Exercise instructions:
Identify each line holding the string "terlebih" and copy it.

The data:
+ + + + +
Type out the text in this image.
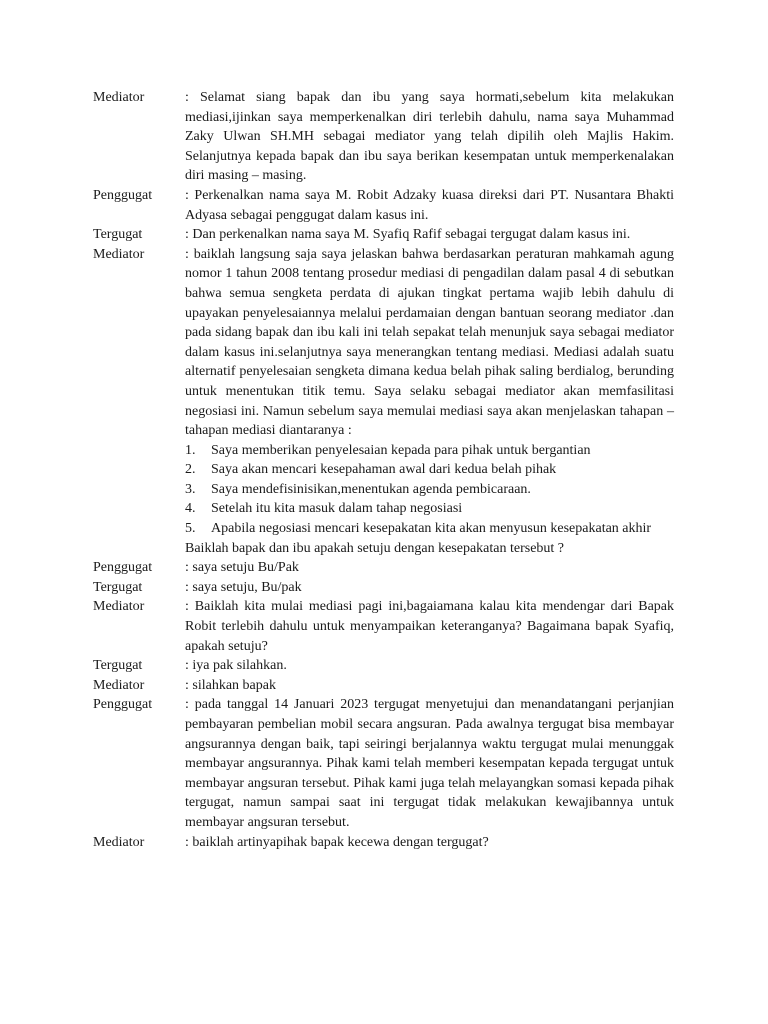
Mediator	: Selamat siang bapak dan ibu yang saya hormati,sebelum kita melakukan mediasi,ijinkan saya memperkenalkan diri terlebih dahulu, nama saya Muhammad Zaky Ulwan SH.MH sebagai mediator yang telah dipilih oleh Majlis Hakim. Selanjutnya kepada bapak dan ibu saya berikan kesempatan untuk memperkenalakan diri masing – masing.
Penggugat	: Perkenalkan nama saya M. Robit Adzaky kuasa direksi dari PT. Nusantara Bhakti Adyasa sebagai penggugat dalam kasus ini.
Tergugat	: Dan perkenalkan nama saya M. Syafiq Rafif sebagai tergugat dalam kasus ini.
Mediator	: baiklah langsung saja saya jelaskan bahwa berdasarkan peraturan mahkamah agung nomor 1 tahun 2008 tentang prosedur mediasi di pengadilan dalam pasal 4 di sebutkan bahwa semua sengketa perdata di ajukan tingkat pertama wajib lebih dahulu di upayakan penyelesaiannya melalui perdamaian dengan bantuan seorang mediator .dan pada sidang bapak dan ibu kali ini telah sepakat telah menunjuk saya sebagai mediator dalam kasus ini.selanjutnya saya menerangkan tentang mediasi. Mediasi adalah suatu alternatif penyelesaian sengketa dimana kedua belah pihak saling berdialog, berunding untuk menentukan titik temu. Saya selaku sebagai mediator akan memfasilitasi negosiasi ini. Namun sebelum saya memulai mediasi saya akan menjelaskan tahapan – tahapan mediasi diantaranya :
1.	Saya memberikan penyelesaian kepada para pihak untuk bergantian
2.	Saya akan mencari kesepahaman awal dari kedua belah pihak
3.	Saya mendefisinisikan,menentukan agenda pembicaraan.
4.	Setelah itu kita masuk dalam tahap negosiasi
5.	Apabila negosiasi mencari kesepakatan kita akan menyusun kesepakatan akhir
Baiklah bapak dan ibu apakah setuju dengan kesepakatan tersebut ?
Penggugat	: saya setuju Bu/Pak
Tergugat	: saya setuju, Bu/pak
Mediator	: Baiklah kita mulai mediasi pagi ini,bagaiamana kalau kita mendengar dari Bapak Robit terlebih dahulu untuk menyampaikan keteranganya? Bagaimana bapak Syafiq, apakah setuju?
Tergugat	: iya pak silahkan.
Mediator	: silahkan bapak
Penggugat	: pada tanggal 14 Januari 2023 tergugat menyetujui dan menandatangani perjanjian pembayaran pembelian mobil secara angsuran. Pada awalnya tergugat bisa membayar angsurannya dengan baik, tapi seiringi berjalannya waktu tergugat mulai menunggak membayar angsurannya. Pihak kami telah memberi kesempatan kepada tergugat untuk membayar angsuran tersebut. Pihak kami juga telah melayangkan somasi kepada pihak tergugat, namun sampai saat ini tergugat tidak melakukan kewajibannya untuk membayar angsuran tersebut.
Mediator	: baiklah artinyapihak bapak kecewa dengan tergugat?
+ + + + +
Written reply:
Mediator	: Selamat siang bapak dan ibu yang saya hormati,sebelum kita melakukan mediasi,ijinkan saya memperkenalkan diri terlebih dahulu, nama saya Muhammad Zaky Ulwan SH.MH sebagai mediator yang telah dipilih oleh Majlis Hakim. Selanjutnya kepada bapak dan ibu saya berikan kesempatan untuk memperkenalakan diri masing – masing.
Mediator	: Baiklah kita mulai mediasi pagi ini,bagaiamana kalau kita mendengar dari Bapak Robit terlebih dahulu untuk menyampaikan keteranganya? Bagaimana bapak Syafiq, apakah setuju?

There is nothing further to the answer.